──────── Stored records
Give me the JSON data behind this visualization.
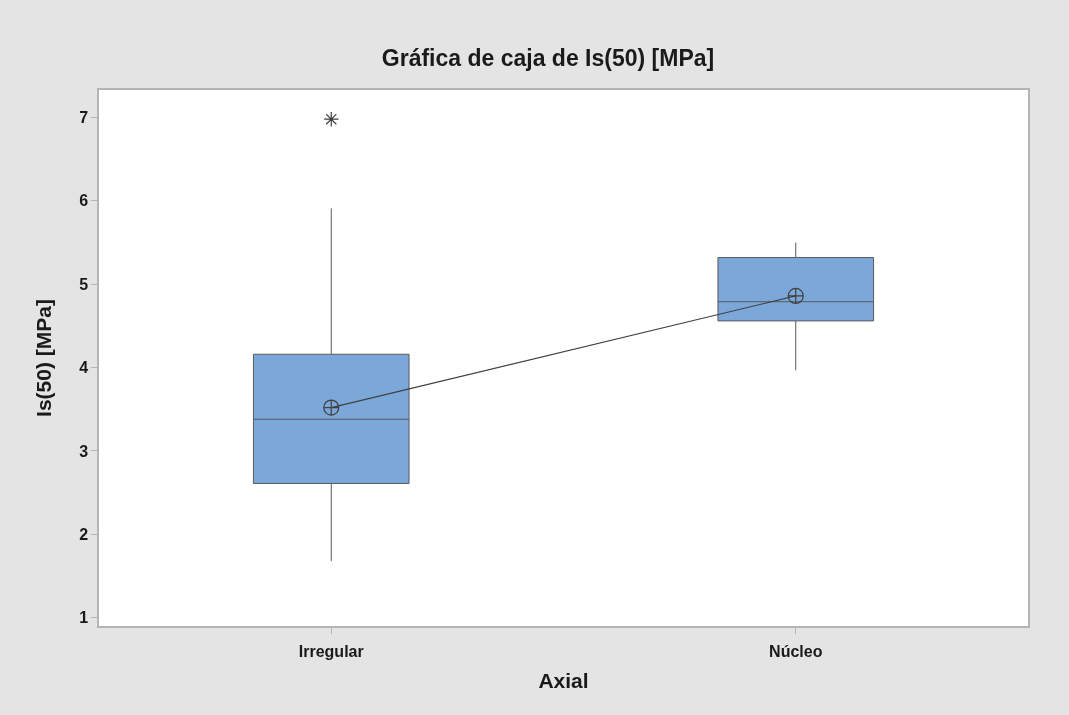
{
  "chart_data": {
    "type": "box",
    "title": "Gráfica de caja de Is(50) [MPa]",
    "xlabel": "Axial",
    "ylabel": "Is(50) [MPa]",
    "categories": [
      "Irregular",
      "Núcleo"
    ],
    "boxes": [
      {
        "low": 1.68,
        "q1": 2.61,
        "median": 3.38,
        "q3": 4.16,
        "high": 5.91,
        "mean": 3.52,
        "outliers": [
          6.98
        ]
      },
      {
        "low": 3.97,
        "q1": 4.56,
        "median": 4.79,
        "q3": 5.32,
        "high": 5.5,
        "mean": 4.86
      }
    ],
    "color": "#7ba7d9",
    "series": [
      {
        "type": "line",
        "values": [
          3.52,
          4.86
        ],
        "color": "#404040",
        "marker": "none"
      }
    ],
    "ylim": [
      0.9,
      7.33
    ],
    "yticks": [
      1,
      2,
      3,
      4,
      5,
      6,
      7
    ],
    "grid": false
  }
}
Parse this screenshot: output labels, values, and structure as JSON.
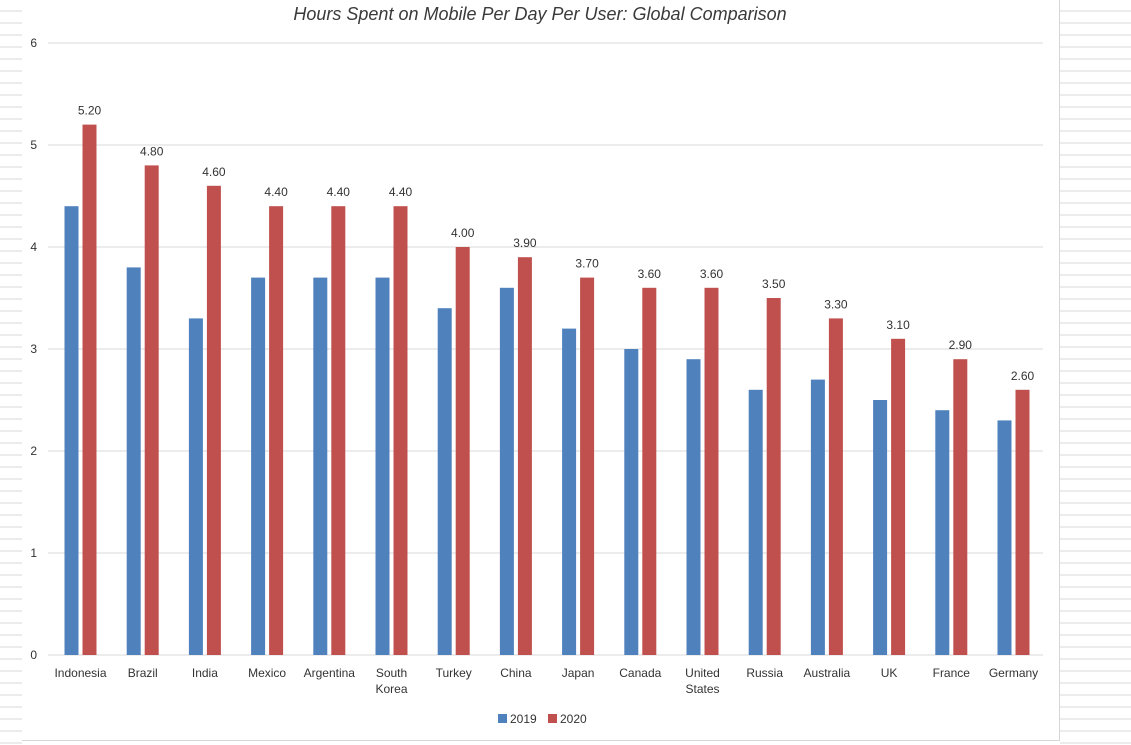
{
  "chart_data": {
    "type": "bar",
    "title": "Hours Spent on Mobile Per Day Per User: Global Comparison",
    "categories": [
      [
        "Indonesia"
      ],
      [
        "Brazil"
      ],
      [
        "India"
      ],
      [
        "Mexico"
      ],
      [
        "Argentina"
      ],
      [
        "South",
        "Korea"
      ],
      [
        "Turkey"
      ],
      [
        "China"
      ],
      [
        "Japan"
      ],
      [
        "Canada"
      ],
      [
        "United",
        "States"
      ],
      [
        "Russia"
      ],
      [
        "Australia"
      ],
      [
        "UK"
      ],
      [
        "France"
      ],
      [
        "Germany"
      ]
    ],
    "series": [
      {
        "name": "2019",
        "color": "#4f81bd",
        "values": [
          4.4,
          3.8,
          3.3,
          3.7,
          3.7,
          3.7,
          3.4,
          3.6,
          3.2,
          3.0,
          2.9,
          2.6,
          2.7,
          2.5,
          2.4,
          2.3
        ]
      },
      {
        "name": "2020",
        "color": "#c0504d",
        "values": [
          5.2,
          4.8,
          4.6,
          4.4,
          4.4,
          4.4,
          4.0,
          3.9,
          3.7,
          3.6,
          3.6,
          3.5,
          3.3,
          3.1,
          2.9,
          2.6
        ],
        "data_labels": [
          "5.20",
          "4.80",
          "4.60",
          "4.40",
          "4.40",
          "4.40",
          "4.00",
          "3.90",
          "3.70",
          "3.60",
          "3.60",
          "3.50",
          "3.30",
          "3.10",
          "2.90",
          "2.60"
        ]
      }
    ],
    "ylim": [
      0,
      6
    ],
    "yticks": [
      "0",
      "1",
      "2",
      "3",
      "4",
      "5",
      "6"
    ],
    "grid": true,
    "gridline_color": "#d9d9d9",
    "legend_placement": "bottom-center",
    "xlabel": "",
    "ylabel": ""
  }
}
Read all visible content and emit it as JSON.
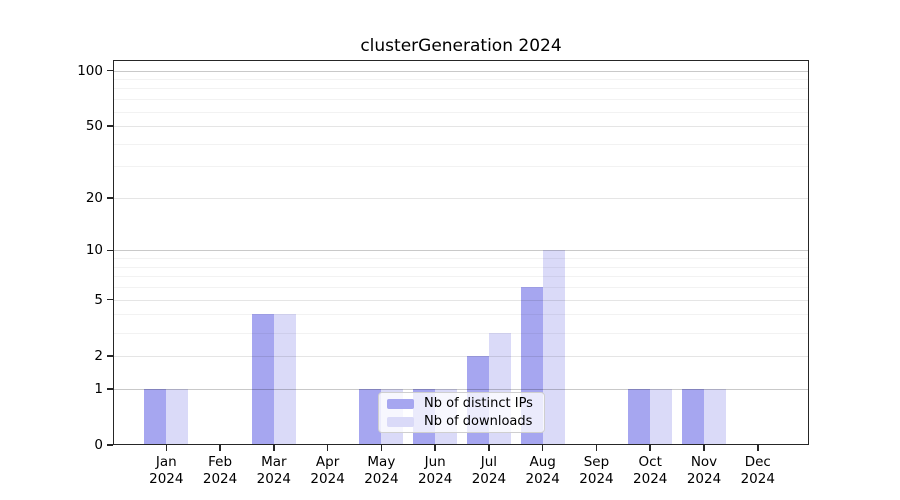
{
  "title": "clusterGeneration 2024",
  "chart_data": {
    "type": "bar",
    "title": "clusterGeneration 2024",
    "categories": [
      "Jan 2024",
      "Feb 2024",
      "Mar 2024",
      "Apr 2024",
      "May 2024",
      "Jun 2024",
      "Jul 2024",
      "Aug 2024",
      "Sep 2024",
      "Oct 2024",
      "Nov 2024",
      "Dec 2024"
    ],
    "months": [
      "Jan",
      "Feb",
      "Mar",
      "Apr",
      "May",
      "Jun",
      "Jul",
      "Aug",
      "Sep",
      "Oct",
      "Nov",
      "Dec"
    ],
    "year": "2024",
    "series": [
      {
        "name": "Nb of distinct IPs",
        "key": "distinct-ips",
        "color": "#a6a6f0",
        "values": [
          1,
          0,
          4,
          0,
          1,
          1,
          2,
          6,
          0,
          1,
          1,
          0
        ]
      },
      {
        "name": "Nb of downloads",
        "key": "downloads",
        "color": "#dadaf8",
        "values": [
          1,
          0,
          4,
          0,
          1,
          1,
          3,
          10,
          0,
          1,
          1,
          0
        ]
      }
    ],
    "yscale": "log1p",
    "ylim": [
      0,
      114
    ],
    "y_ticks": [
      0,
      1,
      2,
      5,
      10,
      20,
      50,
      100
    ],
    "y_tick_labels": [
      "0",
      "1",
      "2",
      "5",
      "10",
      "20",
      "50",
      "100"
    ],
    "grid": true,
    "grid_mid_ticks": [
      2,
      5,
      20,
      50
    ],
    "grid_minor_ticks": [
      3,
      4,
      6,
      7,
      8,
      9,
      30,
      40,
      60,
      70,
      80,
      90
    ],
    "legend_position": "lower center inside",
    "legend_items": [
      "Nb of distinct IPs",
      "Nb of downloads"
    ]
  },
  "colors": {
    "series_dark": "#a6a6f0",
    "series_light": "#dadaf8",
    "spine": "#262626",
    "grid_decade": "rgba(0,0,0,0.21)",
    "grid_mid": "rgba(0,0,0,0.10)",
    "grid_minor": "rgba(0,0,0,0.05)"
  }
}
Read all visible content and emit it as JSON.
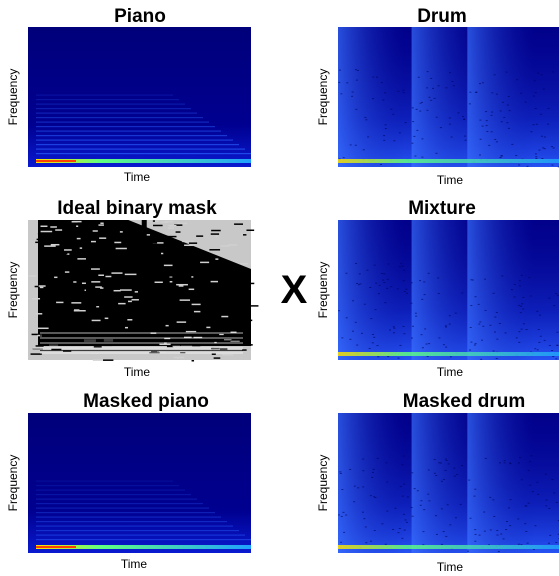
{
  "panels": [
    {
      "title": "Piano",
      "x_label": "Time",
      "y_label": "Frequency"
    },
    {
      "title": "Drum",
      "x_label": "Time",
      "y_label": "Frequency"
    },
    {
      "title": "Ideal binary mask",
      "x_label": "Time",
      "y_label": "Frequency"
    },
    {
      "title": "Mixture",
      "x_label": "Time",
      "y_label": "Frequency"
    },
    {
      "title": "Masked piano",
      "x_label": "Time",
      "y_label": "Frequency"
    },
    {
      "title": "Masked drum",
      "x_label": "Time",
      "y_label": "Frequency"
    }
  ],
  "operator": "X"
}
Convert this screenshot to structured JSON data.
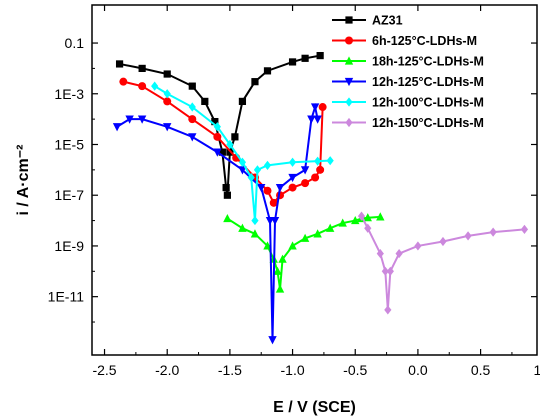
{
  "chart_data": {
    "type": "line",
    "xlabel": "E / V (SCE)",
    "ylabel": "i / A·cm⁻²",
    "xlim": [
      -2.6,
      0.95
    ],
    "ylim_log10": [
      -13.3,
      0.5
    ],
    "y_scale": "log",
    "x_ticks": [
      -2.5,
      -2.0,
      -1.5,
      -1.0,
      -0.5,
      0.0,
      0.5,
      1.0
    ],
    "x_tick_labels": [
      "-2.5",
      "-2.0",
      "-1.5",
      "-1.0",
      "-0.5",
      "0.0",
      "0.5",
      "1.0"
    ],
    "y_ticks": [
      0.1,
      0.001,
      1e-05,
      1e-07,
      1e-09,
      1e-11
    ],
    "y_tick_labels": [
      "0.1",
      "1E-3",
      "1E-5",
      "1E-7",
      "1E-9",
      "1E-11"
    ],
    "legend_position": "top-right",
    "series": [
      {
        "name": "AZ31",
        "color": "#000000",
        "marker": "square",
        "x": [
          -2.38,
          -2.2,
          -2.0,
          -1.8,
          -1.7,
          -1.62,
          -1.56,
          -1.53,
          -1.52,
          -1.5,
          -1.46,
          -1.4,
          -1.3,
          -1.2,
          -1.0,
          -0.9,
          -0.78
        ],
        "y": [
          0.015,
          0.01,
          0.006,
          0.002,
          0.0005,
          8e-05,
          5e-06,
          2e-07,
          1e-07,
          5e-06,
          2e-05,
          0.0005,
          0.003,
          0.008,
          0.018,
          0.025,
          0.032
        ]
      },
      {
        "name": "6h-125°C-LDHs-M",
        "color": "#ff0000",
        "marker": "circle",
        "x": [
          -2.35,
          -2.2,
          -2.0,
          -1.8,
          -1.6,
          -1.45,
          -1.3,
          -1.2,
          -1.15,
          -1.1,
          -1.0,
          -0.9,
          -0.82,
          -0.78,
          -0.76
        ],
        "y": [
          0.003,
          0.002,
          0.0005,
          0.0001,
          2e-05,
          3e-06,
          5e-07,
          1.5e-07,
          5e-08,
          1e-07,
          2e-07,
          3e-07,
          5e-07,
          1e-06,
          0.0003
        ]
      },
      {
        "name": "18h-125°C-LDHs-M",
        "color": "#00ff00",
        "marker": "triangle",
        "x": [
          -1.52,
          -1.4,
          -1.3,
          -1.2,
          -1.15,
          -1.12,
          -1.1,
          -1.08,
          -1.0,
          -0.9,
          -0.8,
          -0.7,
          -0.6,
          -0.5,
          -0.45,
          -0.4,
          -0.3
        ],
        "y": [
          1.2e-08,
          5e-09,
          3e-09,
          1e-09,
          3e-10,
          1e-10,
          2e-11,
          3e-10,
          1e-09,
          2e-09,
          3e-09,
          5e-09,
          8e-09,
          1e-08,
          1.2e-08,
          1.3e-08,
          1.4e-08
        ]
      },
      {
        "name": "12h-125°C-LDHs-M",
        "color": "#0000ff",
        "marker": "triangle-down",
        "x": [
          -2.4,
          -2.3,
          -2.2,
          -2.0,
          -1.8,
          -1.6,
          -1.4,
          -1.25,
          -1.18,
          -1.16,
          -1.14,
          -1.1,
          -1.0,
          -0.9,
          -0.85,
          -0.82,
          -0.8
        ],
        "y": [
          5e-05,
          0.0001,
          0.0001,
          5e-05,
          2e-05,
          5e-06,
          1e-06,
          2e-07,
          1e-08,
          2e-13,
          1e-08,
          2e-07,
          5e-07,
          1e-06,
          0.0001,
          0.0003,
          0.0001
        ]
      },
      {
        "name": "12h-100°C-LDHs-M",
        "color": "#00ffff",
        "marker": "diamond",
        "x": [
          -2.1,
          -2.0,
          -1.8,
          -1.6,
          -1.5,
          -1.4,
          -1.33,
          -1.3,
          -1.28,
          -1.2,
          -1.0,
          -0.8,
          -0.7
        ],
        "y": [
          0.002,
          0.001,
          0.0003,
          5e-05,
          1e-05,
          2e-06,
          5e-07,
          1e-08,
          1e-06,
          1.5e-06,
          2e-06,
          2.2e-06,
          2.3e-06
        ]
      },
      {
        "name": "12h-150°C-LDHs-M",
        "color": "#cc88dd",
        "marker": "diamond",
        "x": [
          -0.45,
          -0.4,
          -0.3,
          -0.26,
          -0.24,
          -0.22,
          -0.15,
          0.0,
          0.2,
          0.4,
          0.6,
          0.85
        ],
        "y": [
          1.5e-08,
          5e-09,
          5e-10,
          1e-10,
          3e-12,
          1e-10,
          5e-10,
          1e-09,
          1.5e-09,
          2.5e-09,
          3.5e-09,
          4.5e-09
        ]
      }
    ]
  }
}
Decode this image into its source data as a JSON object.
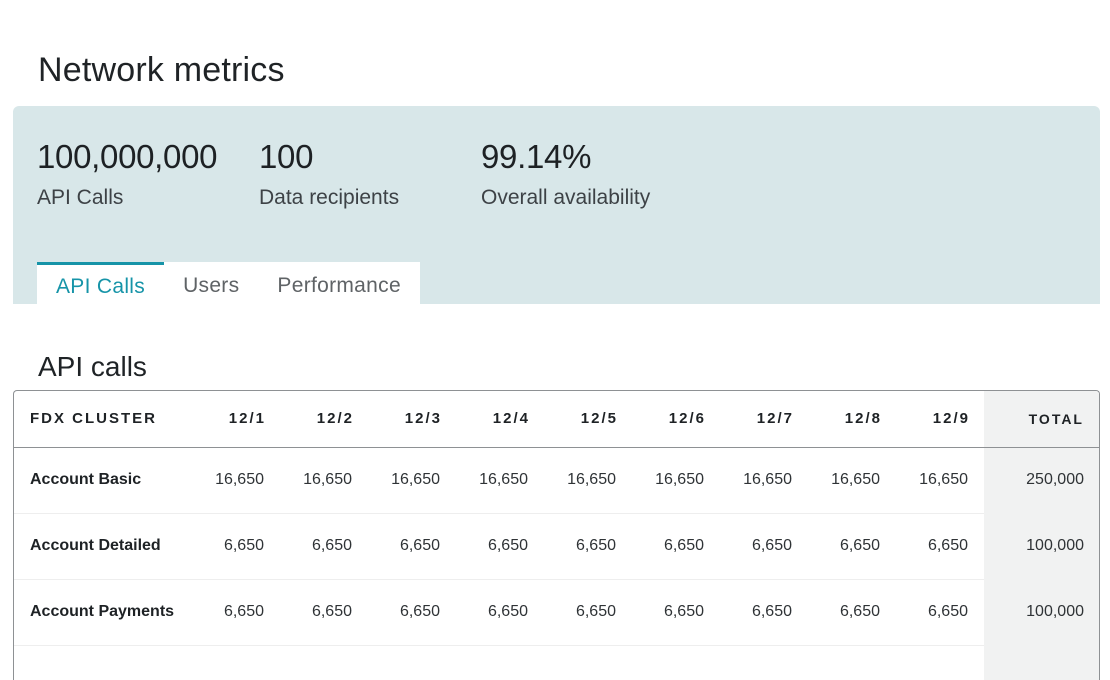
{
  "page": {
    "title": "Network metrics"
  },
  "metrics": [
    {
      "value": "100,000,000",
      "label": "API Calls"
    },
    {
      "value": "100",
      "label": "Data recipients"
    },
    {
      "value": "99.14%",
      "label": "Overall availability"
    }
  ],
  "tabs": [
    {
      "label": "API Calls",
      "active": true
    },
    {
      "label": "Users",
      "active": false
    },
    {
      "label": "Performance",
      "active": false
    }
  ],
  "section": {
    "title": "API calls"
  },
  "table": {
    "headers": [
      "FDX CLUSTER",
      "12/1",
      "12/2",
      "12/3",
      "12/4",
      "12/5",
      "12/6",
      "12/7",
      "12/8",
      "12/9",
      "TOTAL"
    ],
    "rows": [
      [
        "Account Basic",
        "16,650",
        "16,650",
        "16,650",
        "16,650",
        "16,650",
        "16,650",
        "16,650",
        "16,650",
        "16,650",
        "250,000"
      ],
      [
        "Account Detailed",
        "6,650",
        "6,650",
        "6,650",
        "6,650",
        "6,650",
        "6,650",
        "6,650",
        "6,650",
        "6,650",
        "100,000"
      ],
      [
        "Account Payments",
        "6,650",
        "6,650",
        "6,650",
        "6,650",
        "6,650",
        "6,650",
        "6,650",
        "6,650",
        "6,650",
        "100,000"
      ],
      [
        "",
        "",
        "",
        "",
        "",
        "",
        "",
        "",
        "",
        "",
        ""
      ]
    ]
  },
  "colors": {
    "accent": "#1694a8",
    "panel_background": "#d8e7e9",
    "total_column_background": "#f1f2f2"
  }
}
────────────────
Provide only the number of lines in the entries that hold the word "downloads".

- The response -
3